- [What needs to be done] Give every line from the entries that contains "data".

- [Material for the task]
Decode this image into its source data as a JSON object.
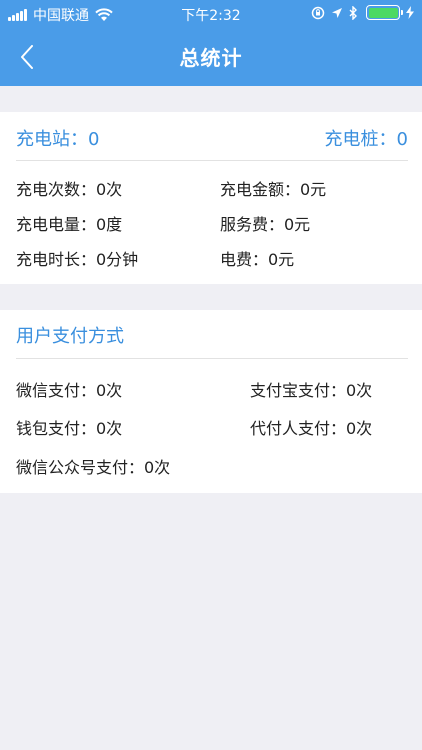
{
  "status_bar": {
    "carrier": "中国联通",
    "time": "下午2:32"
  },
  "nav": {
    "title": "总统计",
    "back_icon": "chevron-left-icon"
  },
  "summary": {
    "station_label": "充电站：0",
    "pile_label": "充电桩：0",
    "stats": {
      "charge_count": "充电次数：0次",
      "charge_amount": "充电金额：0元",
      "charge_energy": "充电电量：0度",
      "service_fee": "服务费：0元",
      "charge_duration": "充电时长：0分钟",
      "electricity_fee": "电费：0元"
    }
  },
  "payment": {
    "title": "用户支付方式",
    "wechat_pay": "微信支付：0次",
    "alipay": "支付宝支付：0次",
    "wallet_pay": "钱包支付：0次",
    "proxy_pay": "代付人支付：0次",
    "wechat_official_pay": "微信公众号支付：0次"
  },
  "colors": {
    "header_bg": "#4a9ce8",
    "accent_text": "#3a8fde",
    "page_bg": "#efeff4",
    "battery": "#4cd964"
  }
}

==

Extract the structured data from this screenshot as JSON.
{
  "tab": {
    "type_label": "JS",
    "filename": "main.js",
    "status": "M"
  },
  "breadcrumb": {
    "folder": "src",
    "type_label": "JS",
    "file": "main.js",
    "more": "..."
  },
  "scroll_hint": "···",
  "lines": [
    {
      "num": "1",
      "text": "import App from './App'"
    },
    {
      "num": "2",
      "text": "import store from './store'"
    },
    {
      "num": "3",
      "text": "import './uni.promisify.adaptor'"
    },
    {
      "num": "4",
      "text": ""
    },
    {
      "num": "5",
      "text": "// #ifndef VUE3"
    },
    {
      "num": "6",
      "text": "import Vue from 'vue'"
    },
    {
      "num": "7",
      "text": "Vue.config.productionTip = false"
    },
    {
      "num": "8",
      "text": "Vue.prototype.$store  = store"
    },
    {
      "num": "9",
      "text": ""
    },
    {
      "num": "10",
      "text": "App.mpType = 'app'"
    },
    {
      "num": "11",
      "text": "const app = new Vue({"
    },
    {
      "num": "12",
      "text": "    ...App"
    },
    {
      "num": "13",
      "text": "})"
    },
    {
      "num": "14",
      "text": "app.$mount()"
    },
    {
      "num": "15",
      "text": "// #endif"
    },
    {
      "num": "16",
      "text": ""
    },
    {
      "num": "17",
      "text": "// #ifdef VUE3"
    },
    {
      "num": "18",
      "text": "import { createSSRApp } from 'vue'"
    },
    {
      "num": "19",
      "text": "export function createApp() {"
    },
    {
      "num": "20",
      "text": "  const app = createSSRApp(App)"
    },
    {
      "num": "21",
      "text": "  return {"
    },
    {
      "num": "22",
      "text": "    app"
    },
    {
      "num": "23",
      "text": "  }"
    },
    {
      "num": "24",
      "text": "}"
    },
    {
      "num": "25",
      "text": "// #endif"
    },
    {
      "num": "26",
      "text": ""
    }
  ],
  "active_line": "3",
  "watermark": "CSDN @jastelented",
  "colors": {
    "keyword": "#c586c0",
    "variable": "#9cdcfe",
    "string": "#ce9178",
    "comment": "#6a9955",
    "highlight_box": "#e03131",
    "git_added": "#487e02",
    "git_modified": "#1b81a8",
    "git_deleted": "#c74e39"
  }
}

- [Task answer]
Decode this image into its source data as a JSON object.
Extract the structured data from this screenshot as JSON.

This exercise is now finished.